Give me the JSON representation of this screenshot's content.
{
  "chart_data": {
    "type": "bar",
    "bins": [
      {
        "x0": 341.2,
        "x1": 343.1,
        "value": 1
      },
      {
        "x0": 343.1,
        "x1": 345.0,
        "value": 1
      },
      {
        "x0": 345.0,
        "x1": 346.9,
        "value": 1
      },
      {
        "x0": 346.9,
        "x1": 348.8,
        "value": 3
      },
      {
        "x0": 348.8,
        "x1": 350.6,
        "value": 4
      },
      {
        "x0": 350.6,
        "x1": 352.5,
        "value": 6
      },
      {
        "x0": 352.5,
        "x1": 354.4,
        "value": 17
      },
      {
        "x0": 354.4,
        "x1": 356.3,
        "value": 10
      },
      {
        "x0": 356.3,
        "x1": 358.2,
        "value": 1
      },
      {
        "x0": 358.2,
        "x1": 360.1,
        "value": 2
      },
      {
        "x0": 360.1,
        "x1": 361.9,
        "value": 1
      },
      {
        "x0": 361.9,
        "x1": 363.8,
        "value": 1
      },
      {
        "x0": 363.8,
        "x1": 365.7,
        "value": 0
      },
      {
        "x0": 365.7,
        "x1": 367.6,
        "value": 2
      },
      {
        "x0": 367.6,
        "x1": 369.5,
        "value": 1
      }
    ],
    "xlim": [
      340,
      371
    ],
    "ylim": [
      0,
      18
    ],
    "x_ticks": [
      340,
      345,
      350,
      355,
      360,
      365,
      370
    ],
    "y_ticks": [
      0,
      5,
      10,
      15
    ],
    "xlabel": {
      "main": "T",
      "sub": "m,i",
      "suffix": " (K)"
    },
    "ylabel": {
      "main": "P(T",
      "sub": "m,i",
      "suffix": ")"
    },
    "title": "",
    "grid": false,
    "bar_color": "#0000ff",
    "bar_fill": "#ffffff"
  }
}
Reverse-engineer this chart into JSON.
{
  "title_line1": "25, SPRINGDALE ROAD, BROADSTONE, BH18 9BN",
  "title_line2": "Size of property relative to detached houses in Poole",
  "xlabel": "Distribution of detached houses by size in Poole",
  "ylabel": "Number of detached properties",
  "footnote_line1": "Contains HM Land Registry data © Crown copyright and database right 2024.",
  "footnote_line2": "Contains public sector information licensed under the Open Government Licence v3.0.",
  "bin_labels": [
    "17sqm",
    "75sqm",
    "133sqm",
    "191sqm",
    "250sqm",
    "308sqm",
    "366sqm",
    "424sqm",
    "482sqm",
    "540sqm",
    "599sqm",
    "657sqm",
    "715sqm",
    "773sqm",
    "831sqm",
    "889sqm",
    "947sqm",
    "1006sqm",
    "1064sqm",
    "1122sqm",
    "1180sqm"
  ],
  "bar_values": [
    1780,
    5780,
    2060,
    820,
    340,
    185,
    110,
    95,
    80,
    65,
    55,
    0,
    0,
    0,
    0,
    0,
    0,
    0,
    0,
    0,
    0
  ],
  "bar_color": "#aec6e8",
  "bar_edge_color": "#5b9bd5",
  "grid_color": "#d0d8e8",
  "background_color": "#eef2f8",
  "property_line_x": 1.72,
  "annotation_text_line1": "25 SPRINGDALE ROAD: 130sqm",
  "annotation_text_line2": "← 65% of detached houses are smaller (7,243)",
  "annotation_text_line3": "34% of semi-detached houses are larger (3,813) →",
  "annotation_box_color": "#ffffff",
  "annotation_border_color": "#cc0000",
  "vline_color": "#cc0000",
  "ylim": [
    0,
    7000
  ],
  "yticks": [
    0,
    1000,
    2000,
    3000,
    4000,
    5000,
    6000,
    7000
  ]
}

====

• TASK STATEMENT: Please output every record, keeping each line exact.

• THE SOLUTION:
Give me the JSON representation of this screenshot's content.
{
  "chart_data": {
    "type": "bar",
    "bins": [
      {
        "x0": 341.2,
        "x1": 343.1,
        "value": 1
      },
      {
        "x0": 343.1,
        "x1": 345.0,
        "value": 1
      },
      {
        "x0": 345.0,
        "x1": 346.9,
        "value": 1
      },
      {
        "x0": 346.9,
        "x1": 348.8,
        "value": 3
      },
      {
        "x0": 348.8,
        "x1": 350.6,
        "value": 4
      },
      {
        "x0": 350.6,
        "x1": 352.5,
        "value": 6
      },
      {
        "x0": 352.5,
        "x1": 354.4,
        "value": 17
      },
      {
        "x0": 354.4,
        "x1": 356.3,
        "value": 10
      },
      {
        "x0": 356.3,
        "x1": 358.2,
        "value": 1
      },
      {
        "x0": 358.2,
        "x1": 360.1,
        "value": 2
      },
      {
        "x0": 360.1,
        "x1": 361.9,
        "value": 1
      },
      {
        "x0": 361.9,
        "x1": 363.8,
        "value": 1
      },
      {
        "x0": 363.8,
        "x1": 365.7,
        "value": 0
      },
      {
        "x0": 365.7,
        "x1": 367.6,
        "value": 2
      },
      {
        "x0": 367.6,
        "x1": 369.5,
        "value": 1
      }
    ],
    "xlim": [
      340,
      371
    ],
    "ylim": [
      0,
      18
    ],
    "x_ticks": [
      340,
      345,
      350,
      355,
      360,
      365,
      370
    ],
    "y_ticks": [
      0,
      5,
      10,
      15
    ],
    "xlabel": {
      "main": "T",
      "sub": "m,i",
      "suffix": " (K)"
    },
    "ylabel": {
      "main": "P(T",
      "sub": "m,i",
      "suffix": ")"
    },
    "title": "",
    "grid": false,
    "bar_color": "#0000ff",
    "bar_fill": "#ffffff"
  }
}
Reverse-engineer this chart into JSON.
{
  "title_line1": "25, SPRINGDALE ROAD, BROADSTONE, BH18 9BN",
  "title_line2": "Size of property relative to detached houses in Poole",
  "xlabel": "Distribution of detached houses by size in Poole",
  "ylabel": "Number of detached properties",
  "footnote_line1": "Contains HM Land Registry data © Crown copyright and database right 2024.",
  "footnote_line2": "Contains public sector information licensed under the Open Government Licence v3.0.",
  "bin_labels": [
    "17sqm",
    "75sqm",
    "133sqm",
    "191sqm",
    "250sqm",
    "308sqm",
    "366sqm",
    "424sqm",
    "482sqm",
    "540sqm",
    "599sqm",
    "657sqm",
    "715sqm",
    "773sqm",
    "831sqm",
    "889sqm",
    "947sqm",
    "1006sqm",
    "1064sqm",
    "1122sqm",
    "1180sqm"
  ],
  "bar_values": [
    1780,
    5780,
    2060,
    820,
    340,
    185,
    110,
    95,
    80,
    65,
    55,
    0,
    0,
    0,
    0,
    0,
    0,
    0,
    0,
    0,
    0
  ],
  "bar_color": "#aec6e8",
  "bar_edge_color": "#5b9bd5",
  "grid_color": "#d0d8e8",
  "background_color": "#eef2f8",
  "property_line_x": 1.72,
  "annotation_text_line1": "25 SPRINGDALE ROAD: 130sqm",
  "annotation_text_line2": "← 65% of detached houses are smaller (7,243)",
  "annotation_text_line3": "34% of semi-detached houses are larger (3,813) →",
  "annotation_box_color": "#ffffff",
  "annotation_border_color": "#cc0000",
  "vline_color": "#cc0000",
  "ylim": [
    0,
    7000
  ],
  "yticks": [
    0,
    1000,
    2000,
    3000,
    4000,
    5000,
    6000,
    7000
  ]
}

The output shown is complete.